- _TUGAS TERTULIS 1_:
Ketik ulang bagian kutipan berita tentang FLS3N, mulai dari kata-kata "NPM, Manado –" dan berhenti setelah "oleh panitia penyelenggara.".
- _TUGAS TERTULIS 2_:
Menurut kutipan berita tentang FLS3N Sulawesi Utara 2025, cabang lomba apa yang terutama menuai kritik tajam?
====== KUTIPAN SUMBER ======
NPM, Manado – Pelaksanaan Festival Lomba Seni Dan Sastra Siswa Nasional (FLS3N) tingkat Provinsi Sulawesi Utara (Sulut) tahun 2025 menuai kritik tajam khususnya dalam cabang lomba Jurnalistik.
Salah satu guru dan kepala sekolah mempertanyakan kompetensi serta profesionalisme dewan juri yang ditunjuk oleh panitia penyelenggara.
Mereka menyayangkan keputusan panitia yang menghadirkan juri dari latar belakang yang dianggap tidak relevan.
“Masa juri lomba jurnalistik adalah seorang pelatih karate. Bagaimana bisa menilai karya jurnalistik siswa?” ujarnya kepada wartawan, Rabu (30/7/2025).
====== DAFTAR ITEM ======
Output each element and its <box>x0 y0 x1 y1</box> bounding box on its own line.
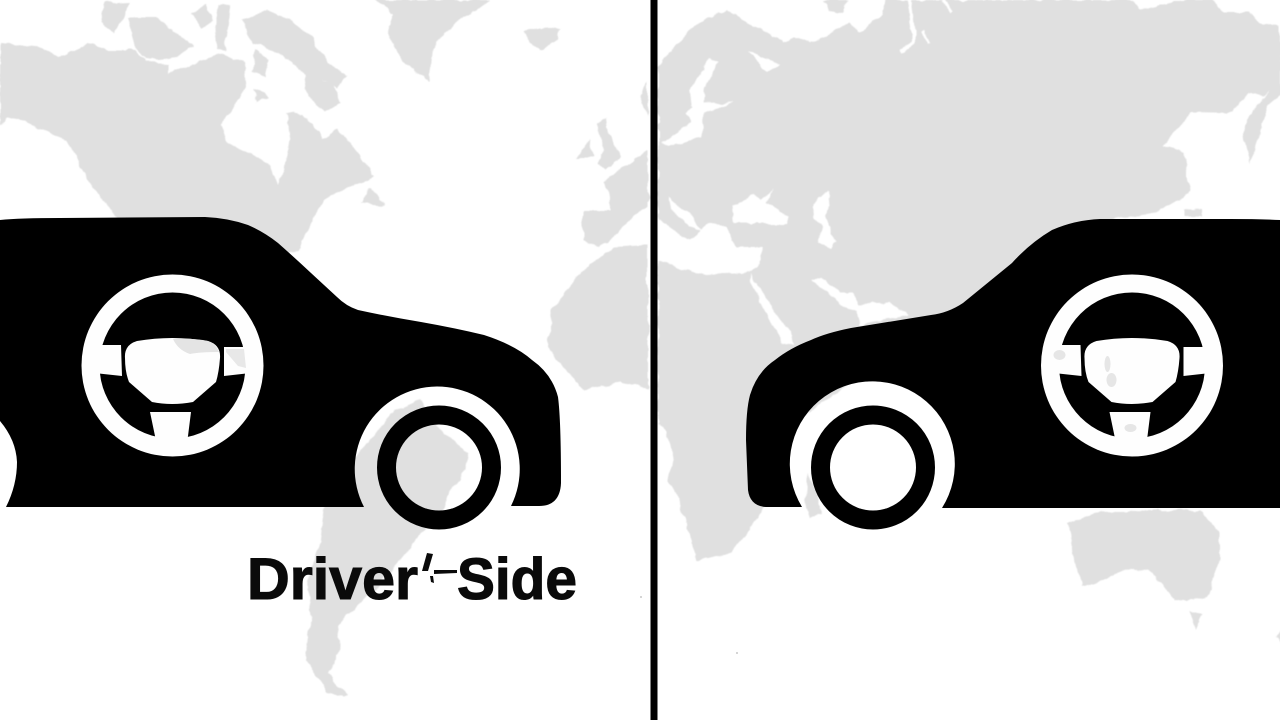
Tasmania <box>1190 612 1202 630</box>
Iceland <box>522 28 560 50</box>
center divider <box>650 0 658 720</box>
Norway edge <box>640 80 648 115</box>
North America <box>0 43 375 260</box>
British Isles <box>577 117 621 170</box>
Japan fragment <box>1184 208 1202 217</box>
Australia <box>1068 510 1220 602</box>
caption: Driver's Side: Side <box>457 547 577 612</box>
New Zealand edge <box>1275 630 1280 643</box>
right car wheel <box>820 415 926 520</box>
world map: left panel (Americas) <box>0 0 648 697</box>
right car silhouette <box>746 219 1280 508</box>
specks <box>640 596 738 654</box>
Novaya Zemlya <box>823 0 847 13</box>
Eurasia and Africa <box>658 0 1280 560</box>
caption: Driver's Side <box>247 547 577 612</box>
Greenland <box>375 0 492 82</box>
right steering wheel <box>1041 274 1223 456</box>
Madagascar <box>805 472 823 517</box>
Arctic islands <box>101 2 347 110</box>
left car wheel <box>386 415 492 520</box>
garbled apostrophe marks <box>422 553 457 583</box>
inland seas <box>658 0 951 347</box>
world map: right panel (Eurasia, Africa, Australia) <box>658 0 1280 643</box>
Great Lakes <box>322 192 354 227</box>
Newfoundland <box>362 187 385 205</box>
left steering wheel <box>82 274 264 456</box>
Western Europe <box>583 150 648 247</box>
South America <box>305 400 469 697</box>
caption: Driver's Side: Driver <box>247 547 418 612</box>
West Africa <box>549 245 648 390</box>
left car silhouette <box>0 217 561 507</box>
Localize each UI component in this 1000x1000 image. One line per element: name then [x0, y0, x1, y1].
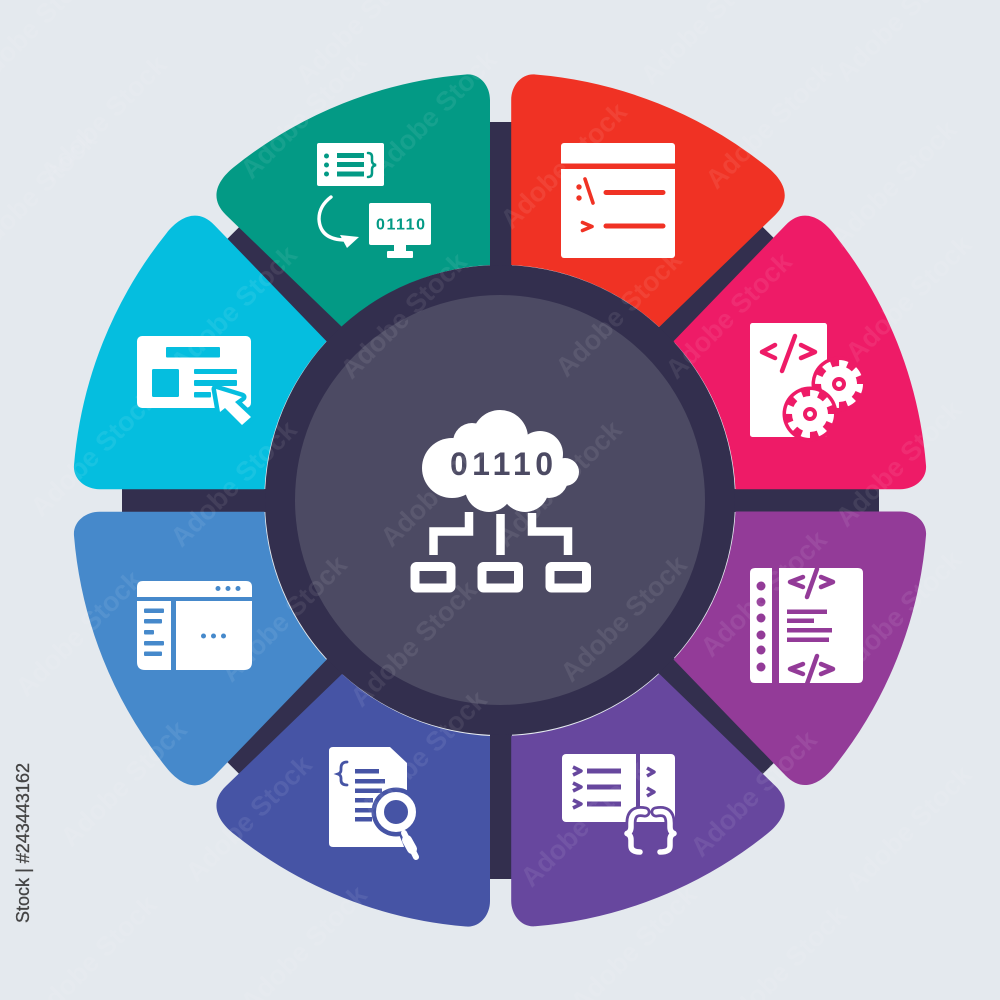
- segment: red: [511, 74, 785, 327]
- stock id label: Stock | #243443162: [13, 763, 33, 923]
- watermark text: Adobe Stock: [235, 46, 373, 185]
- panel: code settings: [674, 216, 926, 489]
- icon: code document with gears: [750, 323, 866, 442]
- icon: code editor page: [750, 568, 863, 684]
- watermark text: Adobe Stock: [25, 384, 163, 523]
- watermark text: Adobe Stock: [660, 246, 798, 385]
- icon: cloud binary network: [415, 410, 586, 588]
- segment: blue: [74, 512, 326, 785]
- network nodes: [415, 566, 586, 588]
- panel: code book: [511, 674, 785, 926]
- watermark text: Adobe Stock: [830, 544, 968, 683]
- watermark text: Adobe Stock: [345, 574, 483, 713]
- watermark text: Adobe Stock: [215, 549, 353, 688]
- watermark text: Adobe Stock: [700, 56, 838, 195]
- watermark text: Adobe Stock: [490, 414, 628, 553]
- icon: open book with braces: [562, 754, 675, 852]
- binary label: 01110: [450, 446, 553, 482]
- panel: code to binary: [216, 74, 490, 327]
- watermark text: Adobe Stock: [685, 724, 823, 863]
- watermark text: Adobe Stock: [830, 394, 968, 533]
- panel: website click: [74, 216, 326, 489]
- dark cross spokes behind the segments: [122, 122, 879, 879]
- icon: code converted to binary monitor: [317, 143, 431, 258]
- segment: magenta purple: [674, 512, 926, 785]
- watermark text: Adobe Stock: [515, 754, 653, 893]
- icon: terminal window: [561, 143, 675, 258]
- watermark text: Adobe Stock: [375, 414, 513, 553]
- segment: pink: [674, 216, 926, 489]
- central hub ring: [265, 265, 735, 735]
- watermark text: Adobe Stock: [495, 96, 633, 235]
- icon: code converted to binary monitor: 01110: [376, 216, 425, 234]
- icon: browser window with sidebar: [137, 581, 252, 670]
- panel: terminal command line: [511, 74, 785, 327]
- network connectors: [434, 512, 568, 555]
- watermark text: Adobe Stock: [840, 759, 978, 898]
- panel: code editor: [674, 512, 926, 785]
- watermark text: Adobe Stock: [180, 749, 318, 888]
- watermark text: Adobe Stock: [335, 246, 473, 385]
- watermark text: Adobe Stock: [555, 549, 693, 688]
- panel: code search: [216, 674, 490, 927]
- watermark text: Adobe Stock: [365, 44, 503, 183]
- watermark text: Adobe Stock: [35, 49, 173, 188]
- icon: web page with cursor: [137, 336, 251, 425]
- watermark text: Adobe Stock: [355, 684, 493, 823]
- watermark text: Adobe Stock: [695, 524, 833, 663]
- watermark text: Adobe Stock: [165, 239, 303, 378]
- watermark text: Adobe Stock: [10, 564, 148, 703]
- icon: document with magnifier: [329, 747, 426, 866]
- central disc: [295, 295, 705, 705]
- panel: web app layout: [74, 512, 326, 785]
- segment: green: [216, 74, 490, 327]
- watermark text: Adobe Stock: [840, 229, 978, 368]
- watermark text: Adobe Stock: [825, 114, 963, 253]
- segment: indigo: [216, 674, 490, 927]
- watermark text: Adobe Stock: [55, 714, 193, 853]
- watermark text: Adobe Stock: [165, 414, 303, 553]
- segment: violet: [511, 674, 785, 926]
- watermark text: Adobe Stock: [550, 244, 688, 383]
- cloud: [422, 410, 579, 512]
- segment: cyan: [74, 216, 326, 489]
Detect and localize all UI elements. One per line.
======
- _JAWABAN TERTULIS 1_:
NPM, Manado – Pelaksanaan Festival Lomba Seni Dan Sastra Siswa Nasional (FLS3N) tingkat Provinsi Sulawesi Utara (Sulut) tahun 2025 menuai kritik tajam khususnya dalam cabang lomba Jurnalistik.
Salah satu guru dan kepala sekolah mempertanyakan kompetensi serta profesionalisme dewan juri yang ditunjuk oleh panitia penyelenggara.

- _JAWABAN TERTULIS 2_:
Cabang lomba Jurnalistik.